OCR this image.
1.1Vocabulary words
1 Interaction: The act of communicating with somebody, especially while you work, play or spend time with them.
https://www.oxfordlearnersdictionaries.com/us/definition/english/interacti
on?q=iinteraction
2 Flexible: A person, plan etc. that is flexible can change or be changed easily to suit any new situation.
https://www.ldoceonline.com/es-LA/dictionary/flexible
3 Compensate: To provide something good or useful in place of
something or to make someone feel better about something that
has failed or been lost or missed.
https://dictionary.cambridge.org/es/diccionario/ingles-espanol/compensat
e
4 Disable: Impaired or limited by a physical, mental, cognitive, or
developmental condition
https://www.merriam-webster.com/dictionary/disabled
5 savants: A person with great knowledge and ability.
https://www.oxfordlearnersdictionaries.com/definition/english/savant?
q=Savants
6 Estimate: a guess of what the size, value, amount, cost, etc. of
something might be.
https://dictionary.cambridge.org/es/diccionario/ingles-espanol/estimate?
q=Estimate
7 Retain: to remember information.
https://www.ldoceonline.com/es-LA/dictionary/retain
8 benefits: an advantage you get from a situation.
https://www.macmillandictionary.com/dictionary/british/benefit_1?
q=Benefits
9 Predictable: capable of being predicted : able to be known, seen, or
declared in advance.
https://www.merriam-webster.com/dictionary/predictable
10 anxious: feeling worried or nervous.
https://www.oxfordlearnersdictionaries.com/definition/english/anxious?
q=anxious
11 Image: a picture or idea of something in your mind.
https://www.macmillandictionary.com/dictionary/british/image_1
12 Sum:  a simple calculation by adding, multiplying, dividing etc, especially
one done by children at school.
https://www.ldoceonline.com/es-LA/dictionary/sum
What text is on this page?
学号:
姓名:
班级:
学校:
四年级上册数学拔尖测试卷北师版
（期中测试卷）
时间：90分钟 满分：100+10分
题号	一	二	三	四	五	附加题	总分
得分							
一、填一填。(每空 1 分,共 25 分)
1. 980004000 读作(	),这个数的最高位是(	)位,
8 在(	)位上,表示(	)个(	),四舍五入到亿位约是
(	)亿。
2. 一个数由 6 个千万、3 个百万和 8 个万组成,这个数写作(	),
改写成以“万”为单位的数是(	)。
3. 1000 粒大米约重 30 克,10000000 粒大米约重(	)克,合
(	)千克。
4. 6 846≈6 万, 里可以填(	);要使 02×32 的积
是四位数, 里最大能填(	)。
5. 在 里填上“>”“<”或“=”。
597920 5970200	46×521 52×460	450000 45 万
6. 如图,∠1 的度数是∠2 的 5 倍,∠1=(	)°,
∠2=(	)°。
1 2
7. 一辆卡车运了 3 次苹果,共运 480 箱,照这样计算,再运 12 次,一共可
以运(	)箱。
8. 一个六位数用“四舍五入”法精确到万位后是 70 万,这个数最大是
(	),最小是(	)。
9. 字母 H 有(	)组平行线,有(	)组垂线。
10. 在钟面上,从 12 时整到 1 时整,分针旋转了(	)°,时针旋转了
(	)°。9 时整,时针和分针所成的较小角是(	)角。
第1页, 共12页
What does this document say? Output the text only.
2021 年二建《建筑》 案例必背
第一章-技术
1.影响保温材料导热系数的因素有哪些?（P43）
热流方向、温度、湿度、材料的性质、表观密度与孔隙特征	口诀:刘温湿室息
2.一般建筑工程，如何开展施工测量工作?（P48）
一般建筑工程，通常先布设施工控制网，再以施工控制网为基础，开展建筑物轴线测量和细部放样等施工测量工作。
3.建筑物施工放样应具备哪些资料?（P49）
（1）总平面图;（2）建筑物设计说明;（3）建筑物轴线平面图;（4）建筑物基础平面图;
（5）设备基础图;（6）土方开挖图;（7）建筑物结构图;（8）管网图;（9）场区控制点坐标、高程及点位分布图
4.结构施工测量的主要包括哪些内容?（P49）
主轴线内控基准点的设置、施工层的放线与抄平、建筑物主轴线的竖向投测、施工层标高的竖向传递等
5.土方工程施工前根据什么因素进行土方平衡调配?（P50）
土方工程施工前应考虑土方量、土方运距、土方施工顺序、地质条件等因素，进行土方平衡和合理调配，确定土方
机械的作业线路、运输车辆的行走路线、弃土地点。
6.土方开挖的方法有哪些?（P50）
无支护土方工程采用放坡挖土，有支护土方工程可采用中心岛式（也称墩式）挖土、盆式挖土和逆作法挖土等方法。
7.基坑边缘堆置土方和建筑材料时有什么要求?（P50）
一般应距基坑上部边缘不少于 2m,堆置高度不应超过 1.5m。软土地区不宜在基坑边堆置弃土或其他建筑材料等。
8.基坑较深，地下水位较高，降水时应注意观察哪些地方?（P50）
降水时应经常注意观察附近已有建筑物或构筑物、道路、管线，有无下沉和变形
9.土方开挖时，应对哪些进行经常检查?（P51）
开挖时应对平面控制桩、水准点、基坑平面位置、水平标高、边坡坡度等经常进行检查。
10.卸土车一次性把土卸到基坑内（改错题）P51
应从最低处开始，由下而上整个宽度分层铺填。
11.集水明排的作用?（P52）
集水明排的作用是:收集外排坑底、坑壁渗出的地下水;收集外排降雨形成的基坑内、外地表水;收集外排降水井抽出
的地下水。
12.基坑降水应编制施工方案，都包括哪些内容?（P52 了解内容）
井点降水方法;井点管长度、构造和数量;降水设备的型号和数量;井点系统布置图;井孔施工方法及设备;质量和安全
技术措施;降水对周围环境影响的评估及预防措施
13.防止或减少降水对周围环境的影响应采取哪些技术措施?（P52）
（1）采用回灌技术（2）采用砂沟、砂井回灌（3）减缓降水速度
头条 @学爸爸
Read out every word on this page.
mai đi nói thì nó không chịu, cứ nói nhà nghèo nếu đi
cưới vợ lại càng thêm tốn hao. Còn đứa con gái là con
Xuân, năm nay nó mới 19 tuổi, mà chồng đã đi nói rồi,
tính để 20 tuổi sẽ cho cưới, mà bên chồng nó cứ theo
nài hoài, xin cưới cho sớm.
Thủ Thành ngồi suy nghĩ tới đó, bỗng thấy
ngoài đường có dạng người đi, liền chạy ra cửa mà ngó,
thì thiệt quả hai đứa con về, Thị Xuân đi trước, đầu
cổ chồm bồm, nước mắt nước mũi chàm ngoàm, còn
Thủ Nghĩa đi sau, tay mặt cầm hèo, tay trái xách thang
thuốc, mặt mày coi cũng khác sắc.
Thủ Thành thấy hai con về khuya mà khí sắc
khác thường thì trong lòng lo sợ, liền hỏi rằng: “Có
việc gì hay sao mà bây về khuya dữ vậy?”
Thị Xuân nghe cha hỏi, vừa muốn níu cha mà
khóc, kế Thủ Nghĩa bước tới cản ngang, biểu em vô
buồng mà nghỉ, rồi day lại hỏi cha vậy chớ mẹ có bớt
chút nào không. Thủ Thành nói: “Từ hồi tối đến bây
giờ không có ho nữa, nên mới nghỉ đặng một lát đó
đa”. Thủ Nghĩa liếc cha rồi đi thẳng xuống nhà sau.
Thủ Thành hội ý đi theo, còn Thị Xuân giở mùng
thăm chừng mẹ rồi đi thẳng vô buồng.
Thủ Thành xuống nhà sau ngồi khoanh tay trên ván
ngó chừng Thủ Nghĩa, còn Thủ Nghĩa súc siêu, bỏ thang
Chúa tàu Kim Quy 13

Exercise:
Print the records above exactly as they appear.

Finished exercise:
OCR this image.
1.1Vocabulary words
1 Interaction: The act of communicating with somebody, especially while you work, play or spend time with them.
https://www.oxfordlearnersdictionaries.com/us/definition/english/interacti
on?q=iinteraction
2 Flexible: A person, plan etc. that is flexible can change or be changed easily to suit any new situation.
https://www.ldoceonline.com/es-LA/dictionary/flexible
3 Compensate: To provide something good or useful in place of
something or to make someone feel better about something that
has failed or been lost or missed.
https://dictionary.cambridge.org/es/diccionario/ingles-espanol/compensat
e
4 Disable: Impaired or limited by a physical, mental, cognitive, or
developmental condition
https://www.merriam-webster.com/dictionary/disabled
5 savants: A person with great knowledge and ability.
https://www.oxfordlearnersdictionaries.com/definition/english/savant?
q=Savants
6 Estimate: a guess of what the size, value, amount, cost, etc. of
something might be.
https://dictionary.cambridge.org/es/diccionario/ingles-espanol/estimate?
q=Estimate
7 Retain: to remember information.
https://www.ldoceonline.com/es-LA/dictionary/retain
8 benefits: an advantage you get from a situation.
https://www.macmillandictionary.com/dictionary/british/benefit_1?
q=Benefits
9 Predictable: capable of being predicted : able to be known, seen, or
declared in advance.
https://www.merriam-webster.com/dictionary/predictable
10 anxious: feeling worried or nervous.
https://www.oxfordlearnersdictionaries.com/definition/english/anxious?
q=anxious
11 Image: a picture or idea of something in your mind.
https://www.macmillandictionary.com/dictionary/british/image_1
12 Sum:  a simple calculation by adding, multiplying, dividing etc, especially
one done by children at school.
https://www.ldoceonline.com/es-LA/dictionary/sum
What text is on this page?
学号:
姓名:
班级:
学校:
四年级上册数学拔尖测试卷北师版
（期中测试卷）
时间：90分钟 满分：100+10分
题号	一	二	三	四	五	附加题	总分
得分							
一、填一填。(每空 1 分,共 25 分)
1. 980004000 读作(	),这个数的最高位是(	)位,
8 在(	)位上,表示(	)个(	),四舍五入到亿位约是
(	)亿。
2. 一个数由 6 个千万、3 个百万和 8 个万组成,这个数写作(	),
改写成以“万”为单位的数是(	)。
3. 1000 粒大米约重 30 克,10000000 粒大米约重(	)克,合
(	)千克。
4. 6 846≈6 万, 里可以填(	);要使 02×32 的积
是四位数, 里最大能填(	)。
5. 在 里填上“>”“<”或“=”。
597920 5970200	46×521 52×460	450000 45 万
6. 如图,∠1 的度数是∠2 的 5 倍,∠1=(	)°,
∠2=(	)°。
1 2
7. 一辆卡车运了 3 次苹果,共运 480 箱,照这样计算,再运 12 次,一共可
以运(	)箱。
8. 一个六位数用“四舍五入”法精确到万位后是 70 万,这个数最大是
(	),最小是(	)。
9. 字母 H 有(	)组平行线,有(	)组垂线。
10. 在钟面上,从 12 时整到 1 时整,分针旋转了(	)°,时针旋转了
(	)°。9 时整,时针和分针所成的较小角是(	)角。
第1页, 共12页
What does this document say? Output the text only.
2021 年二建《建筑》 案例必背
第一章-技术
1.影响保温材料导热系数的因素有哪些?（P43）
热流方向、温度、湿度、材料的性质、表观密度与孔隙特征	口诀:刘温湿室息
2.一般建筑工程，如何开展施工测量工作?（P48）
一般建筑工程，通常先布设施工控制网，再以施工控制网为基础，开展建筑物轴线测量和细部放样等施工测量工作。
3.建筑物施工放样应具备哪些资料?（P49）
（1）总平面图;（2）建筑物设计说明;（3）建筑物轴线平面图;（4）建筑物基础平面图;
（5）设备基础图;（6）土方开挖图;（7）建筑物结构图;（8）管网图;（9）场区控制点坐标、高程及点位分布图
4.结构施工测量的主要包括哪些内容?（P49）
主轴线内控基准点的设置、施工层的放线与抄平、建筑物主轴线的竖向投测、施工层标高的竖向传递等
5.土方工程施工前根据什么因素进行土方平衡调配?（P50）
土方工程施工前应考虑土方量、土方运距、土方施工顺序、地质条件等因素，进行土方平衡和合理调配，确定土方
机械的作业线路、运输车辆的行走路线、弃土地点。
6.土方开挖的方法有哪些?（P50）
无支护土方工程采用放坡挖土，有支护土方工程可采用中心岛式（也称墩式）挖土、盆式挖土和逆作法挖土等方法。
7.基坑边缘堆置土方和建筑材料时有什么要求?（P50）
一般应距基坑上部边缘不少于 2m,堆置高度不应超过 1.5m。软土地区不宜在基坑边堆置弃土或其他建筑材料等。
8.基坑较深，地下水位较高，降水时应注意观察哪些地方?（P50）
降水时应经常注意观察附近已有建筑物或构筑物、道路、管线，有无下沉和变形
9.土方开挖时，应对哪些进行经常检查?（P51）
开挖时应对平面控制桩、水准点、基坑平面位置、水平标高、边坡坡度等经常进行检查。
10.卸土车一次性把土卸到基坑内（改错题）P51
应从最低处开始，由下而上整个宽度分层铺填。
11.集水明排的作用?（P52）
集水明排的作用是:收集外排坑底、坑壁渗出的地下水;收集外排降雨形成的基坑内、外地表水;收集外排降水井抽出
的地下水。
12.基坑降水应编制施工方案，都包括哪些内容?（P52 了解内容）
井点降水方法;井点管长度、构造和数量;降水设备的型号和数量;井点系统布置图;井孔施工方法及设备;质量和安全
技术措施;降水对周围环境影响的评估及预防措施
13.防止或减少降水对周围环境的影响应采取哪些技术措施?（P52）
（1）采用回灌技术（2）采用砂沟、砂井回灌（3）减缓降水速度
头条 @学爸爸
Read out every word on this page.
mai đi nói thì nó không chịu, cứ nói nhà nghèo nếu đi
cưới vợ lại càng thêm tốn hao. Còn đứa con gái là con
Xuân, năm nay nó mới 19 tuổi, mà chồng đã đi nói rồi,
tính để 20 tuổi sẽ cho cưới, mà bên chồng nó cứ theo
nài hoài, xin cưới cho sớm.
Thủ Thành ngồi suy nghĩ tới đó, bỗng thấy
ngoài đường có dạng người đi, liền chạy ra cửa mà ngó,
thì thiệt quả hai đứa con về, Thị Xuân đi trước, đầu
cổ chồm bồm, nước mắt nước mũi chàm ngoàm, còn
Thủ Nghĩa đi sau, tay mặt cầm hèo, tay trái xách thang
thuốc, mặt mày coi cũng khác sắc.
Thủ Thành thấy hai con về khuya mà khí sắc
khác thường thì trong lòng lo sợ, liền hỏi rằng: “Có
việc gì hay sao mà bây về khuya dữ vậy?”
Thị Xuân nghe cha hỏi, vừa muốn níu cha mà
khóc, kế Thủ Nghĩa bước tới cản ngang, biểu em vô
buồng mà nghỉ, rồi day lại hỏi cha vậy chớ mẹ có bớt
chút nào không. Thủ Thành nói: “Từ hồi tối đến bây
giờ không có ho nữa, nên mới nghỉ đặng một lát đó
đa”. Thủ Nghĩa liếc cha rồi đi thẳng xuống nhà sau.
Thủ Thành hội ý đi theo, còn Thị Xuân giở mùng
thăm chừng mẹ rồi đi thẳng vô buồng.
Thủ Thành xuống nhà sau ngồi khoanh tay trên ván
ngó chừng Thủ Nghĩa, còn Thủ Nghĩa súc siêu, bỏ thang
Chúa tàu Kim Quy 13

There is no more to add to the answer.